**WHAT YOU NEED TO DO**
Your task is to restate the data word for word.

**RECORDS FOR THE EXERCISE**
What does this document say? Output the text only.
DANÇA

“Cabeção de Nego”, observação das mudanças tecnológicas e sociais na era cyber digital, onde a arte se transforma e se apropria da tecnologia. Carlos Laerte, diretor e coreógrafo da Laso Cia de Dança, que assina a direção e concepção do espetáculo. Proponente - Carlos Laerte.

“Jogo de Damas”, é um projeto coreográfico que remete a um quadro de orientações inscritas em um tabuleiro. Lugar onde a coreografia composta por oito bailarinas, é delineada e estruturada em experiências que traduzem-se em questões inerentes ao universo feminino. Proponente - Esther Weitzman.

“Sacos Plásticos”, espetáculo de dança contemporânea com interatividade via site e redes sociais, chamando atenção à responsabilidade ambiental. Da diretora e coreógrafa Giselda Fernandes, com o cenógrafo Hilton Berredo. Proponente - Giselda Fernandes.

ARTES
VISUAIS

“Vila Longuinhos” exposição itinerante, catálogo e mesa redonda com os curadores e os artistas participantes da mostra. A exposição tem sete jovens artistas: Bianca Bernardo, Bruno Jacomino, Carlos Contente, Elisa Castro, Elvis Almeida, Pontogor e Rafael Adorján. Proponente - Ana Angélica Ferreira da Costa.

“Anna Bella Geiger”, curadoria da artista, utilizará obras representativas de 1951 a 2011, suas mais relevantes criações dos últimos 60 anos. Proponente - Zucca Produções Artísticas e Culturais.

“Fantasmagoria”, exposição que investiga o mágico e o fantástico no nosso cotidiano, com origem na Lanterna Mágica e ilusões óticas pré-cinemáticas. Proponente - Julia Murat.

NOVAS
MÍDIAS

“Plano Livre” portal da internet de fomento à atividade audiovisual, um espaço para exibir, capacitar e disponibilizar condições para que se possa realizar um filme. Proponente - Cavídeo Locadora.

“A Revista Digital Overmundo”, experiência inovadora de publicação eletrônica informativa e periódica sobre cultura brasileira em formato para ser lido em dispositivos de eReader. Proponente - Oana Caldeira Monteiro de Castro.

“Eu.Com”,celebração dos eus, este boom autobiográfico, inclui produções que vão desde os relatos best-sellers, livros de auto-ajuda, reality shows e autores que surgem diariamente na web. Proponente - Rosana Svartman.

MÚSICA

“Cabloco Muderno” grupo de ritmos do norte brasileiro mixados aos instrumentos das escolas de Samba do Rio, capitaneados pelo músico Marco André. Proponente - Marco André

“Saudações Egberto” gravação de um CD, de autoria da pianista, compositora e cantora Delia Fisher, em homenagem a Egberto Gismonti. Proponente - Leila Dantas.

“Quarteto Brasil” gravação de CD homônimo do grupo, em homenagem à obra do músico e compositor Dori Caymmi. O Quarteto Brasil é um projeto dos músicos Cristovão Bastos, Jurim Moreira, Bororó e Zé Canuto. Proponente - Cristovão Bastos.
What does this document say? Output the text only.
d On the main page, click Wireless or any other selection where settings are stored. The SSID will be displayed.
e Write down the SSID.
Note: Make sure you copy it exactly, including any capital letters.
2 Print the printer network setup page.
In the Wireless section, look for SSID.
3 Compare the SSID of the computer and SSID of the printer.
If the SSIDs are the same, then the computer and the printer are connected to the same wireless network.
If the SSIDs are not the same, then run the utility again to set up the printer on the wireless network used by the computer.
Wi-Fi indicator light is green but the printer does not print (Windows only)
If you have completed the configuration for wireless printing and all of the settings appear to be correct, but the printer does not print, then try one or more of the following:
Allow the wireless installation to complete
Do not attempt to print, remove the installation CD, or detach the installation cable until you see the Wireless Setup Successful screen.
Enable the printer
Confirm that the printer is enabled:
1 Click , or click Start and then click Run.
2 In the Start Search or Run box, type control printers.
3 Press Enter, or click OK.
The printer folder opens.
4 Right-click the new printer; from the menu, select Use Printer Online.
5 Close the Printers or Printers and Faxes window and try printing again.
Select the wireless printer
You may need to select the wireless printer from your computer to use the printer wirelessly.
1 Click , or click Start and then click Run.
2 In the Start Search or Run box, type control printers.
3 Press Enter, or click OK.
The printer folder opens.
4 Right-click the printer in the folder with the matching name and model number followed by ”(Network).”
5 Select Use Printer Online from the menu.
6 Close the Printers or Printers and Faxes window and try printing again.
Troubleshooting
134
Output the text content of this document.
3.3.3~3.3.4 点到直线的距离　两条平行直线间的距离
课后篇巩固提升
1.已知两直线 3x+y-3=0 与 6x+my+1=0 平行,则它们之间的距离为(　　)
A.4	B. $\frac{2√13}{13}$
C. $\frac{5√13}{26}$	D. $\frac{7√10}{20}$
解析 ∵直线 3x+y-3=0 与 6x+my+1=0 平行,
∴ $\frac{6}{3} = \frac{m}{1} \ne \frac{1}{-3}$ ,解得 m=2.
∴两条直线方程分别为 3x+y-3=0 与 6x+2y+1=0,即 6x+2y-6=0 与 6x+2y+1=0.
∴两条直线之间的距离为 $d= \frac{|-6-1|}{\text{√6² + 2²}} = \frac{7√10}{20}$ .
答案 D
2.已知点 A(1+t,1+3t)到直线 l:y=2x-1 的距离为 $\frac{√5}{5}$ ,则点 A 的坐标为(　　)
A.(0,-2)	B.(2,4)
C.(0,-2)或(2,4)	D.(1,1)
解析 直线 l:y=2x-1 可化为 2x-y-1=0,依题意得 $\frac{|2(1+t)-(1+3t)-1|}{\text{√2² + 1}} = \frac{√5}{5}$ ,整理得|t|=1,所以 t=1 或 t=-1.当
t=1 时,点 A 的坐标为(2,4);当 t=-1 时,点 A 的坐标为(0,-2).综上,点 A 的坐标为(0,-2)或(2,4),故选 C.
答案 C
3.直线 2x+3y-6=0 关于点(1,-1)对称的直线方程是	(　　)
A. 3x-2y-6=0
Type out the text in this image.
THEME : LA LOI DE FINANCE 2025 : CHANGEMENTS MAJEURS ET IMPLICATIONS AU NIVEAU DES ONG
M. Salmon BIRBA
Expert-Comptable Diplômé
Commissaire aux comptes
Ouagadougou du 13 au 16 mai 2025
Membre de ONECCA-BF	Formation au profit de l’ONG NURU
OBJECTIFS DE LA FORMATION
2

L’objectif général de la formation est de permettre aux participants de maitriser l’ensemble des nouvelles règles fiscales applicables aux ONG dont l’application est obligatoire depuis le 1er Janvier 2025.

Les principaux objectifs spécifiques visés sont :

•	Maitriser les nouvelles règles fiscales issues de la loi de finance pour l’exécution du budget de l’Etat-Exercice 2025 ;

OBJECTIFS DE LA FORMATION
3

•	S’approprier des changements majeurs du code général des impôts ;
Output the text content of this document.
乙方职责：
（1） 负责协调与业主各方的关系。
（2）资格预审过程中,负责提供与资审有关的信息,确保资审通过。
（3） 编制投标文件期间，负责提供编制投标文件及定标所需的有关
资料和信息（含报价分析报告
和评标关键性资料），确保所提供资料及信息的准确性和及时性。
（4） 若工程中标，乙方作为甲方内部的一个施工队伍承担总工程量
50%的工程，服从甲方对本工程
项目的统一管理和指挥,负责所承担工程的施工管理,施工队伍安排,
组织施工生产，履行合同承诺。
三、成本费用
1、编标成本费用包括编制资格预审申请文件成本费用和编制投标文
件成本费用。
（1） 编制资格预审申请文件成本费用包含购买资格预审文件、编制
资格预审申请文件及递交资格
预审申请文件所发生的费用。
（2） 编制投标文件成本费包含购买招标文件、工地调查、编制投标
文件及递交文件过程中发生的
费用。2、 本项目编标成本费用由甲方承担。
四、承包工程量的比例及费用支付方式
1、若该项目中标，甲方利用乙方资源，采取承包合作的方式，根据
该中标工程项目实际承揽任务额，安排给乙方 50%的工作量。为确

**OUTPUT OF THE EXERCISE**
What does this document say? Output the text only.
DANÇA

“Cabeção de Nego”, observação das mudanças tecnológicas e sociais na era cyber digital, onde a arte se transforma e se apropria da tecnologia. Carlos Laerte, diretor e coreógrafo da Laso Cia de Dança, que assina a direção e concepção do espetáculo. Proponente - Carlos Laerte.

“Jogo de Damas”, é um projeto coreográfico que remete a um quadro de orientações inscritas em um tabuleiro. Lugar onde a coreografia composta por oito bailarinas, é delineada e estruturada em experiências que traduzem-se em questões inerentes ao universo feminino. Proponente - Esther Weitzman.

“Sacos Plásticos”, espetáculo de dança contemporânea com interatividade via site e redes sociais, chamando atenção à responsabilidade ambiental. Da diretora e coreógrafa Giselda Fernandes, com o cenógrafo Hilton Berredo. Proponente - Giselda Fernandes.

ARTES
VISUAIS

“Vila Longuinhos” exposição itinerante, catálogo e mesa redonda com os curadores e os artistas participantes da mostra. A exposição tem sete jovens artistas: Bianca Bernardo, Bruno Jacomino, Carlos Contente, Elisa Castro, Elvis Almeida, Pontogor e Rafael Adorján. Proponente - Ana Angélica Ferreira da Costa.

“Anna Bella Geiger”, curadoria da artista, utilizará obras representativas de 1951 a 2011, suas mais relevantes criações dos últimos 60 anos. Proponente - Zucca Produções Artísticas e Culturais.

“Fantasmagoria”, exposição que investiga o mágico e o fantástico no nosso cotidiano, com origem na Lanterna Mágica e ilusões óticas pré-cinemáticas. Proponente - Julia Murat.

NOVAS
MÍDIAS

“Plano Livre” portal da internet de fomento à atividade audiovisual, um espaço para exibir, capacitar e disponibilizar condições para que se possa realizar um filme. Proponente - Cavídeo Locadora.

“A Revista Digital Overmundo”, experiência inovadora de publicação eletrônica informativa e periódica sobre cultura brasileira em formato para ser lido em dispositivos de eReader. Proponente - Oana Caldeira Monteiro de Castro.

“Eu.Com”,celebração dos eus, este boom autobiográfico, inclui produções que vão desde os relatos best-sellers, livros de auto-ajuda, reality shows e autores que surgem diariamente na web. Proponente - Rosana Svartman.

MÚSICA

“Cabloco Muderno” grupo de ritmos do norte brasileiro mixados aos instrumentos das escolas de Samba do Rio, capitaneados pelo músico Marco André. Proponente - Marco André

“Saudações Egberto” gravação de um CD, de autoria da pianista, compositora e cantora Delia Fisher, em homenagem a Egberto Gismonti. Proponente - Leila Dantas.

“Quarteto Brasil” gravação de CD homônimo do grupo, em homenagem à obra do músico e compositor Dori Caymmi. O Quarteto Brasil é um projeto dos músicos Cristovão Bastos, Jurim Moreira, Bororó e Zé Canuto. Proponente - Cristovão Bastos.
What does this document say? Output the text only.
d On the main page, click Wireless or any other selection where settings are stored. The SSID will be displayed.
e Write down the SSID.
Note: Make sure you copy it exactly, including any capital letters.
2 Print the printer network setup page.
In the Wireless section, look for SSID.
3 Compare the SSID of the computer and SSID of the printer.
If the SSIDs are the same, then the computer and the printer are connected to the same wireless network.
If the SSIDs are not the same, then run the utility again to set up the printer on the wireless network used by the computer.
Wi-Fi indicator light is green but the printer does not print (Windows only)
If you have completed the configuration for wireless printing and all of the settings appear to be correct, but the printer does not print, then try one or more of the following:
Allow the wireless installation to complete
Do not attempt to print, remove the installation CD, or detach the installation cable until you see the Wireless Setup Successful screen.
Enable the printer
Confirm that the printer is enabled:
1 Click , or click Start and then click Run.
2 In the Start Search or Run box, type control printers.
3 Press Enter, or click OK.
The printer folder opens.
4 Right-click the new printer; from the menu, select Use Printer Online.
5 Close the Printers or Printers and Faxes window and try printing again.
Select the wireless printer
You may need to select the wireless printer from your computer to use the printer wirelessly.
1 Click , or click Start and then click Run.
2 In the Start Search or Run box, type control printers.
3 Press Enter, or click OK.
The printer folder opens.
4 Right-click the printer in the folder with the matching name and model number followed by ”(Network).”
5 Select Use Printer Online from the menu.
6 Close the Printers or Printers and Faxes window and try printing again.
Troubleshooting
134
Output the text content of this document.
3.3.3~3.3.4 点到直线的距离　两条平行直线间的距离
课后篇巩固提升
1.已知两直线 3x+y-3=0 与 6x+my+1=0 平行,则它们之间的距离为(　　)
A.4	B. $\frac{2√13}{13}$
C. $\frac{5√13}{26}$	D. $\frac{7√10}{20}$
解析 ∵直线 3x+y-3=0 与 6x+my+1=0 平行,
∴ $\frac{6}{3} = \frac{m}{1} \ne \frac{1}{-3}$ ,解得 m=2.
∴两条直线方程分别为 3x+y-3=0 与 6x+2y+1=0,即 6x+2y-6=0 与 6x+2y+1=0.
∴两条直线之间的距离为 $d= \frac{|-6-1|}{\text{√6² + 2²}} = \frac{7√10}{20}$ .
答案 D
2.已知点 A(1+t,1+3t)到直线 l:y=2x-1 的距离为 $\frac{√5}{5}$ ,则点 A 的坐标为(　　)
A.(0,-2)	B.(2,4)
C.(0,-2)或(2,4)	D.(1,1)
解析 直线 l:y=2x-1 可化为 2x-y-1=0,依题意得 $\frac{|2(1+t)-(1+3t)-1|}{\text{√2² + 1}} = \frac{√5}{5}$ ,整理得|t|=1,所以 t=1 或 t=-1.当
t=1 时,点 A 的坐标为(2,4);当 t=-1 时,点 A 的坐标为(0,-2).综上,点 A 的坐标为(0,-2)或(2,4),故选 C.
答案 C
3.直线 2x+3y-6=0 关于点(1,-1)对称的直线方程是	(　　)
A. 3x-2y-6=0
Type out the text in this image.
THEME : LA LOI DE FINANCE 2025 : CHANGEMENTS MAJEURS ET IMPLICATIONS AU NIVEAU DES ONG
M. Salmon BIRBA
Expert-Comptable Diplômé
Commissaire aux comptes
Ouagadougou du 13 au 16 mai 2025
Membre de ONECCA-BF	Formation au profit de l’ONG NURU
OBJECTIFS DE LA FORMATION
2

L’objectif général de la formation est de permettre aux participants de maitriser l’ensemble des nouvelles règles fiscales applicables aux ONG dont l’application est obligatoire depuis le 1er Janvier 2025.

Les principaux objectifs spécifiques visés sont :

•	Maitriser les nouvelles règles fiscales issues de la loi de finance pour l’exécution du budget de l’Etat-Exercice 2025 ;

OBJECTIFS DE LA FORMATION
3

•	S’approprier des changements majeurs du code général des impôts ;
Output the text content of this document.
乙方职责：
（1） 负责协调与业主各方的关系。
（2）资格预审过程中,负责提供与资审有关的信息,确保资审通过。
（3） 编制投标文件期间，负责提供编制投标文件及定标所需的有关
资料和信息（含报价分析报告
和评标关键性资料），确保所提供资料及信息的准确性和及时性。
（4） 若工程中标，乙方作为甲方内部的一个施工队伍承担总工程量
50%的工程，服从甲方对本工程
项目的统一管理和指挥,负责所承担工程的施工管理,施工队伍安排,
组织施工生产，履行合同承诺。
三、成本费用
1、编标成本费用包括编制资格预审申请文件成本费用和编制投标文
件成本费用。
（1） 编制资格预审申请文件成本费用包含购买资格预审文件、编制
资格预审申请文件及递交资格
预审申请文件所发生的费用。
（2） 编制投标文件成本费包含购买招标文件、工地调查、编制投标
文件及递交文件过程中发生的
费用。2、 本项目编标成本费用由甲方承担。
四、承包工程量的比例及费用支付方式
1、若该项目中标，甲方利用乙方资源，采取承包合作的方式，根据
该中标工程项目实际承揽任务额，安排给乙方 50%的工作量。为确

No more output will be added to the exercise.